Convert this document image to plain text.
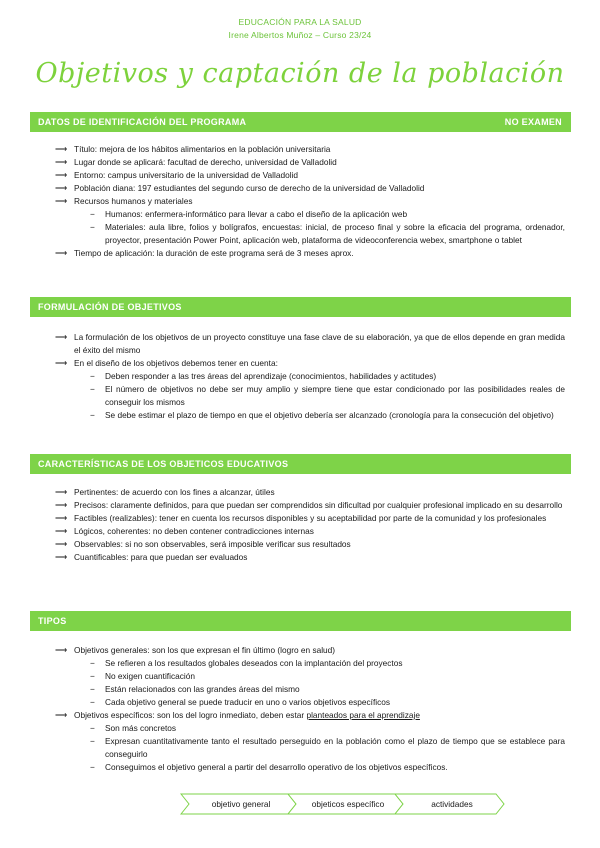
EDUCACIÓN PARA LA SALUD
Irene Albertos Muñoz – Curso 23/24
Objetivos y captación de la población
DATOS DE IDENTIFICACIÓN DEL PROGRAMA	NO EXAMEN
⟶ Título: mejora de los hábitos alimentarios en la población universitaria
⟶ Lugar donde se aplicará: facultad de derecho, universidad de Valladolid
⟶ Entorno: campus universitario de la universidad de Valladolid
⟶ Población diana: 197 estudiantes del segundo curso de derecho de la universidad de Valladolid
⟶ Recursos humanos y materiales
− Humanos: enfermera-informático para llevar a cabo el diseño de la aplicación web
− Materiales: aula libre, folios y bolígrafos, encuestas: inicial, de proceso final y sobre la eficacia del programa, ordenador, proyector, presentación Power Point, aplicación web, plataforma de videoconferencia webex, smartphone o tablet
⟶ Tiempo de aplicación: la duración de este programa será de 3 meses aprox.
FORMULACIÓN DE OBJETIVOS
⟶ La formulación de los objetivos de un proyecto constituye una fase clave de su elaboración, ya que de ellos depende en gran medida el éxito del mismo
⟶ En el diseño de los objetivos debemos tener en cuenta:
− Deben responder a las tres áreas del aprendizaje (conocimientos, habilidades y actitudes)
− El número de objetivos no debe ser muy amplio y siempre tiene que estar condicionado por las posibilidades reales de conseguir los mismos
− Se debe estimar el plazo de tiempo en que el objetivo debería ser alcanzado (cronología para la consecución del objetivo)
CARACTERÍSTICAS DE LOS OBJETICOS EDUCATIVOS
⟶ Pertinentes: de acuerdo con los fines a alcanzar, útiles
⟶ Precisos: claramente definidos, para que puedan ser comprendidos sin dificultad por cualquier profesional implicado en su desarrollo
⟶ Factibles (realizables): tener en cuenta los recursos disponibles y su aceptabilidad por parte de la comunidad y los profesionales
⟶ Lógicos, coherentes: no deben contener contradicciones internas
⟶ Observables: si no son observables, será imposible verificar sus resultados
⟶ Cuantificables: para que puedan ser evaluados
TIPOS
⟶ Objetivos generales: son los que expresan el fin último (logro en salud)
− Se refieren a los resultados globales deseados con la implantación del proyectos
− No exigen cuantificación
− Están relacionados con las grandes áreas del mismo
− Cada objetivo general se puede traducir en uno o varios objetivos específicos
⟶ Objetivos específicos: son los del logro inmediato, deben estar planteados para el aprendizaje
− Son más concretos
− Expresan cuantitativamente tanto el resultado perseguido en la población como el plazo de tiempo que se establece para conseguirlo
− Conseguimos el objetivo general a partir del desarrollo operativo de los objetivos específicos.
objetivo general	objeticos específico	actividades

::::::::::

WHAT TO WORK ON —
Pictures don't belong in the copy. Restate all the entries exactly.

TASK SOLUTION —
Convert this document image to plain text.
EDUCACIÓN PARA LA SALUD
Irene Albertos Muñoz – Curso 23/24
Objetivos y captación de la población
DATOS DE IDENTIFICACIÓN DEL PROGRAMA	NO EXAMEN
⟶ Título: mejora de los hábitos alimentarios en la población universitaria
⟶ Lugar donde se aplicará: facultad de derecho, universidad de Valladolid
⟶ Entorno: campus universitario de la universidad de Valladolid
⟶ Población diana: 197 estudiantes del segundo curso de derecho de la universidad de Valladolid
⟶ Recursos humanos y materiales
− Humanos: enfermera-informático para llevar a cabo el diseño de la aplicación web
− Materiales: aula libre, folios y bolígrafos, encuestas: inicial, de proceso final y sobre la eficacia del programa, ordenador, proyector, presentación Power Point, aplicación web, plataforma de videoconferencia webex, smartphone o tablet
⟶ Tiempo de aplicación: la duración de este programa será de 3 meses aprox.
FORMULACIÓN DE OBJETIVOS
⟶ La formulación de los objetivos de un proyecto constituye una fase clave de su elaboración, ya que de ellos depende en gran medida el éxito del mismo
⟶ En el diseño de los objetivos debemos tener en cuenta:
− Deben responder a las tres áreas del aprendizaje (conocimientos, habilidades y actitudes)
− El número de objetivos no debe ser muy amplio y siempre tiene que estar condicionado por las posibilidades reales de conseguir los mismos
− Se debe estimar el plazo de tiempo en que el objetivo debería ser alcanzado (cronología para la consecución del objetivo)
CARACTERÍSTICAS DE LOS OBJETICOS EDUCATIVOS
⟶ Pertinentes: de acuerdo con los fines a alcanzar, útiles
⟶ Precisos: claramente definidos, para que puedan ser comprendidos sin dificultad por cualquier profesional implicado en su desarrollo
⟶ Factibles (realizables): tener en cuenta los recursos disponibles y su aceptabilidad por parte de la comunidad y los profesionales
⟶ Lógicos, coherentes: no deben contener contradicciones internas
⟶ Observables: si no son observables, será imposible verificar sus resultados
⟶ Cuantificables: para que puedan ser evaluados
TIPOS
⟶ Objetivos generales: son los que expresan el fin último (logro en salud)
− Se refieren a los resultados globales deseados con la implantación del proyectos
− No exigen cuantificación
− Están relacionados con las grandes áreas del mismo
− Cada objetivo general se puede traducir en uno o varios objetivos específicos
⟶ Objetivos específicos: son los del logro inmediato, deben estar planteados para el aprendizaje
− Son más concretos
− Expresan cuantitativamente tanto el resultado perseguido en la población como el plazo de tiempo que se establece para conseguirlo
− Conseguimos el objetivo general a partir del desarrollo operativo de los objetivos específicos.
objetivo general	objeticos específico	actividades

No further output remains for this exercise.